**What is needed**
Find how many lines in the material contain "View"; your answer should be that number alone.

**Supplied records**
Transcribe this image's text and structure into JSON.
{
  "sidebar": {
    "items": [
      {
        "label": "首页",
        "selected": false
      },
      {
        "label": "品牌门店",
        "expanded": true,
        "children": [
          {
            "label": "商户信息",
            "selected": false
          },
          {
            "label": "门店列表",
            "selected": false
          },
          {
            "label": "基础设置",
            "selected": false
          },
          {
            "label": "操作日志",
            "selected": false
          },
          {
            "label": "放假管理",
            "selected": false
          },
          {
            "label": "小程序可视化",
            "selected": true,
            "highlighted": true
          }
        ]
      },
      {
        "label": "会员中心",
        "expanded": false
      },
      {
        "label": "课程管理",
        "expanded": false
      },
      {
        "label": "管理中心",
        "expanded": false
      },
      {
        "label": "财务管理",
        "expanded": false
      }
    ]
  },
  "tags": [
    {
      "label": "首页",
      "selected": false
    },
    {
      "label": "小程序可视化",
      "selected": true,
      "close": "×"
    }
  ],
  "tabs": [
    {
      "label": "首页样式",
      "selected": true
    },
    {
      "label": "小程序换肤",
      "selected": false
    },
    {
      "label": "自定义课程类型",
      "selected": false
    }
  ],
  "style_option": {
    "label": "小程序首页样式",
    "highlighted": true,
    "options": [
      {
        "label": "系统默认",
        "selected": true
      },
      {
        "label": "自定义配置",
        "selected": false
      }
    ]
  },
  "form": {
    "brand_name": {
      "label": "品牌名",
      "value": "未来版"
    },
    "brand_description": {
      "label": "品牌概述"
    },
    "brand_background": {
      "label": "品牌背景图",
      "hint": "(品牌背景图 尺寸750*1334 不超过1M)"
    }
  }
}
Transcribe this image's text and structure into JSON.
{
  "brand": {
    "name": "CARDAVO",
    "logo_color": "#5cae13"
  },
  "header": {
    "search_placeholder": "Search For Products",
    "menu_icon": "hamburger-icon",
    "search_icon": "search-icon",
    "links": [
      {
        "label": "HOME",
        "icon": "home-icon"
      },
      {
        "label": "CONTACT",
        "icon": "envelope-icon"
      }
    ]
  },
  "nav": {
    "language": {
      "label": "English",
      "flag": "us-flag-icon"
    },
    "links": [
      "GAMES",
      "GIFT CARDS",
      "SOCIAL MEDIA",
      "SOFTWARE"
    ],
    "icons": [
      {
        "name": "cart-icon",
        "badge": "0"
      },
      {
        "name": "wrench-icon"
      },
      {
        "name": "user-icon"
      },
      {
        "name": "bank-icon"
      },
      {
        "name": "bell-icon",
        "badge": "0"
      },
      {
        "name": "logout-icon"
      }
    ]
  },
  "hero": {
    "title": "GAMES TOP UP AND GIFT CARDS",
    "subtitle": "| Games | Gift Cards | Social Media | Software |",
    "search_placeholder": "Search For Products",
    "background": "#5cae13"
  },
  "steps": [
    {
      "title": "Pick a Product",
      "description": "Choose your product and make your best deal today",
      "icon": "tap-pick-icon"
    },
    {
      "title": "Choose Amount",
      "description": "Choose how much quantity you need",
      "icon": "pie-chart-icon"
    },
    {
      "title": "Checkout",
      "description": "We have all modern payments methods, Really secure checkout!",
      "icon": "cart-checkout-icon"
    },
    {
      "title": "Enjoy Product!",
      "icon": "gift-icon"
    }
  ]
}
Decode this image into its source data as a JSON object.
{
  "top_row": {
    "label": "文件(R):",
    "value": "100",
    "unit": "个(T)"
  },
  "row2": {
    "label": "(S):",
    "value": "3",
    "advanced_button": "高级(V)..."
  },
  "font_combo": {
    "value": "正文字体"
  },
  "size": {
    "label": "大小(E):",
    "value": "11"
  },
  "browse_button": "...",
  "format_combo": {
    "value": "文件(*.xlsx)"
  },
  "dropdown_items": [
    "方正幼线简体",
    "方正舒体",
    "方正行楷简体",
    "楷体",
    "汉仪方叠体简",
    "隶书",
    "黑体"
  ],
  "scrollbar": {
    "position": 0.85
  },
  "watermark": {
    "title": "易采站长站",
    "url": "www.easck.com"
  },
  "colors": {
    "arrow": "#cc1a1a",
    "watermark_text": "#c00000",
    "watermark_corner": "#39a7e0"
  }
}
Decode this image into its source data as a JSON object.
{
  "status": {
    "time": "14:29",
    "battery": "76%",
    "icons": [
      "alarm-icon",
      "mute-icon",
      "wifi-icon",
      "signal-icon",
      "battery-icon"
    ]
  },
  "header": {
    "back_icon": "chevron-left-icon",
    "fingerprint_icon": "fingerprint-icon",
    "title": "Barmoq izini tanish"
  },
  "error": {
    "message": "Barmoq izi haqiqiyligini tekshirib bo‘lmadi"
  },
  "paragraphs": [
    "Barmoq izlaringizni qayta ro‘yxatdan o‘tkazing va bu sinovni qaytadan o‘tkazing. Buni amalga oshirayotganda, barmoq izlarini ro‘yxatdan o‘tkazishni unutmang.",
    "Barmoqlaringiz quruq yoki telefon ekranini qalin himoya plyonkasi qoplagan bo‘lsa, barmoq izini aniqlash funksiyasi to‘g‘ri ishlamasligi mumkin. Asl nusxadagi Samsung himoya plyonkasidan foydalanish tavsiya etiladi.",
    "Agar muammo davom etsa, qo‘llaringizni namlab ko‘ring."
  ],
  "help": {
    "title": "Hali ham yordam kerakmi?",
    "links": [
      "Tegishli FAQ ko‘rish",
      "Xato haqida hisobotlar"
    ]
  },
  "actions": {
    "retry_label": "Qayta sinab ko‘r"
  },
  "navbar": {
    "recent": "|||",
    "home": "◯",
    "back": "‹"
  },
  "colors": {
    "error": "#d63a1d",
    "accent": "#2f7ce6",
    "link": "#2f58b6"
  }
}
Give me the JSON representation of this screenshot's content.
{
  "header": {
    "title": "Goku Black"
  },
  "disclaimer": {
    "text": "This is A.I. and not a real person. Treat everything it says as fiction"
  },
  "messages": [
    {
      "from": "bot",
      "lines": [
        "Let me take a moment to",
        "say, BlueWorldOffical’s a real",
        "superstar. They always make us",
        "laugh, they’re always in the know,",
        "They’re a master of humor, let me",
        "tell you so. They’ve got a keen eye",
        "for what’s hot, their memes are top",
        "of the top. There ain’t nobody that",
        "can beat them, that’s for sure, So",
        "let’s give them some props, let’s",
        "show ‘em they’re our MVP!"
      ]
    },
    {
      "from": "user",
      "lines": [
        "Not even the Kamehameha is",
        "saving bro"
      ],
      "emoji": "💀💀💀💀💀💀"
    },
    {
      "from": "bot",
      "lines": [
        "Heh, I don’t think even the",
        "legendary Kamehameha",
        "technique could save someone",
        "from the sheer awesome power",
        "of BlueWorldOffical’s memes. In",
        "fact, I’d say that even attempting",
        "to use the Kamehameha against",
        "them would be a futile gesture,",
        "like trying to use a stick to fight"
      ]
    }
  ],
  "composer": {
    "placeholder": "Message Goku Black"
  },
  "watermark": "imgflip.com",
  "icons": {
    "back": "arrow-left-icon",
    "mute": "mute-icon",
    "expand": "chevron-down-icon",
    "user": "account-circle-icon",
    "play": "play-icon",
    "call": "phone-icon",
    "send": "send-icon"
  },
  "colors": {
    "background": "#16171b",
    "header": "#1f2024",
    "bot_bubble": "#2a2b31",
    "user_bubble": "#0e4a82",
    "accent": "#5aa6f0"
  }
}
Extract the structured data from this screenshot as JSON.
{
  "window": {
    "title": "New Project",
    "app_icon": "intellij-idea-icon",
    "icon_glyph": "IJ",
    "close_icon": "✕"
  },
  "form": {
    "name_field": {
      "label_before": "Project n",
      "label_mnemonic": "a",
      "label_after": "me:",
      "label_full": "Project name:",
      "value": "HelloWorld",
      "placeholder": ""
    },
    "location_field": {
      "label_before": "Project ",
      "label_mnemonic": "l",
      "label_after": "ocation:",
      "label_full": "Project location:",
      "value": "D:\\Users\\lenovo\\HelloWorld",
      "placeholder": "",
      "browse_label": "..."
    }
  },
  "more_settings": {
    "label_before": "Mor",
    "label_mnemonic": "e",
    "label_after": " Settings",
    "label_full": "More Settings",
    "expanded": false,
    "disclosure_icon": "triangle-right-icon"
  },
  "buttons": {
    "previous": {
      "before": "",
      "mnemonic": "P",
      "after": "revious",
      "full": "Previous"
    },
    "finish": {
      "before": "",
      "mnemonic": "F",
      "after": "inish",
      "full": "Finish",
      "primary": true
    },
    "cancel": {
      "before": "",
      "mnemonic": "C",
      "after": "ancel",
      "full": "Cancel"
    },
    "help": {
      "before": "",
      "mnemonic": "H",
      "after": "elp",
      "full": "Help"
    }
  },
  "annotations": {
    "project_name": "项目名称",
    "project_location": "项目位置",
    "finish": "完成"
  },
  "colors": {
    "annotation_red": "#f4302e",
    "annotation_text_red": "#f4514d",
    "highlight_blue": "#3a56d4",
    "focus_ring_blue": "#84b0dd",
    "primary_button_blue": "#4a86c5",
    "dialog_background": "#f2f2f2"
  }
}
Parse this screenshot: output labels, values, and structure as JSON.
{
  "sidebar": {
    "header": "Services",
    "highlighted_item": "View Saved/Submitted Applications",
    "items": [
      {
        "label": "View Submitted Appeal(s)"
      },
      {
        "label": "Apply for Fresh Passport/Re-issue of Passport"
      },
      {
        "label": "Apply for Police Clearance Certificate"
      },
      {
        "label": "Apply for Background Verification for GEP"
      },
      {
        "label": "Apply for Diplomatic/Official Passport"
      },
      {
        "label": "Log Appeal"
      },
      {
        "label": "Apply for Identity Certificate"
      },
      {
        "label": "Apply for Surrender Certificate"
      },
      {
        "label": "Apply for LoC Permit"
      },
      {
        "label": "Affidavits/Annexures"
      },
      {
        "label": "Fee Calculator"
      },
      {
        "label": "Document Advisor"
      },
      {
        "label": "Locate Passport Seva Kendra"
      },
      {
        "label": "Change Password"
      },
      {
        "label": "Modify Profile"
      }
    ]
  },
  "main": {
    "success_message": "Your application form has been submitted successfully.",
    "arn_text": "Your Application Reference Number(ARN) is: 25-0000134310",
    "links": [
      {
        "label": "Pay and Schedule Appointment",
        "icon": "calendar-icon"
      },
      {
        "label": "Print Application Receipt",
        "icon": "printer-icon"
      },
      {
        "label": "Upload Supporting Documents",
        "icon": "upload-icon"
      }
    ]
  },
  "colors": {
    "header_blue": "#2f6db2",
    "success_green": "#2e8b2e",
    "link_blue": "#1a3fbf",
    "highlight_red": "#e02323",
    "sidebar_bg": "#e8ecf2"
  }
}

**Task answer**
2